What you will do:
Write out every line of the material as it stands, apart from the pictures.

Material to process:
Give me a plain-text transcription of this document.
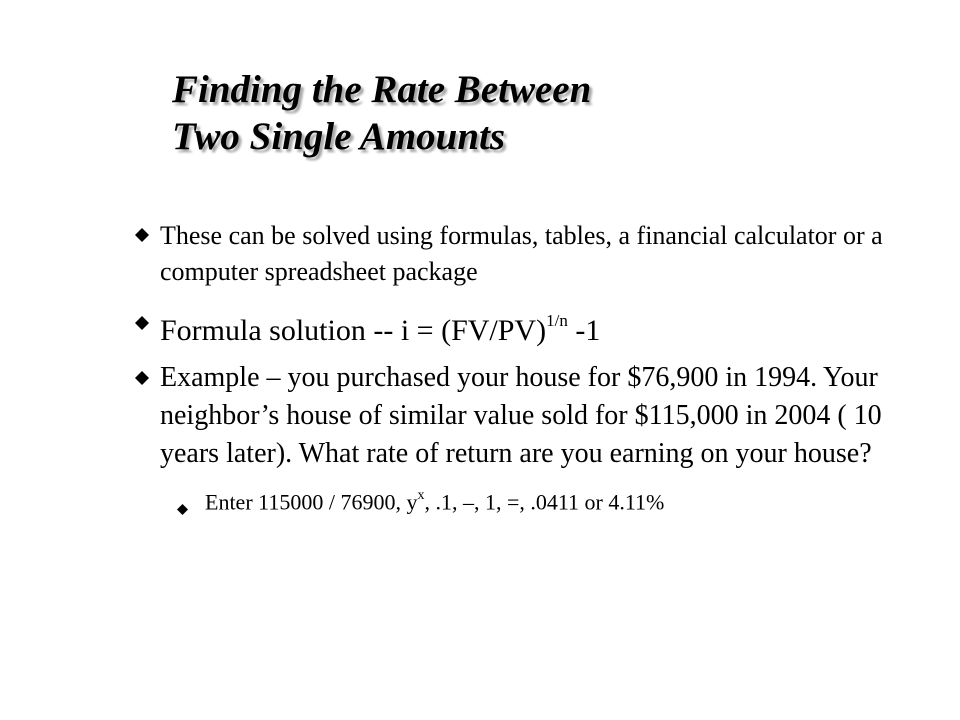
Finding the Rate Between
Two Single Amounts
These can be solved using formulas, tables, a financial calculator or a computer spreadsheet package
Formula solution -- $i = (FV/PV)^{1/n}$ -1
Example – you purchased your house for $76,900 in 1994. Your neighbor’s house of similar value sold for $115,000 in 2004 ( 10 years later). What rate of return are you earning on your house?
Enter 115000 / 76900, $y^x$, .1, –, 1, =, .0411 or 4.11%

Response to the exercise:
Give me a plain-text transcription of this document.
Finding the Rate Between
Two Single Amounts
These can be solved using formulas, tables, a financial calculator or a computer spreadsheet package
Formula solution -- $i = (FV/PV)^{1/n}$ -1
Example – you purchased your house for $76,900 in 1994. Your neighbor’s house of similar value sold for $115,000 in 2004 ( 10 years later). What rate of return are you earning on your house?
Enter 115000 / 76900, $y^x$, .1, –, 1, =, .0411 or 4.11%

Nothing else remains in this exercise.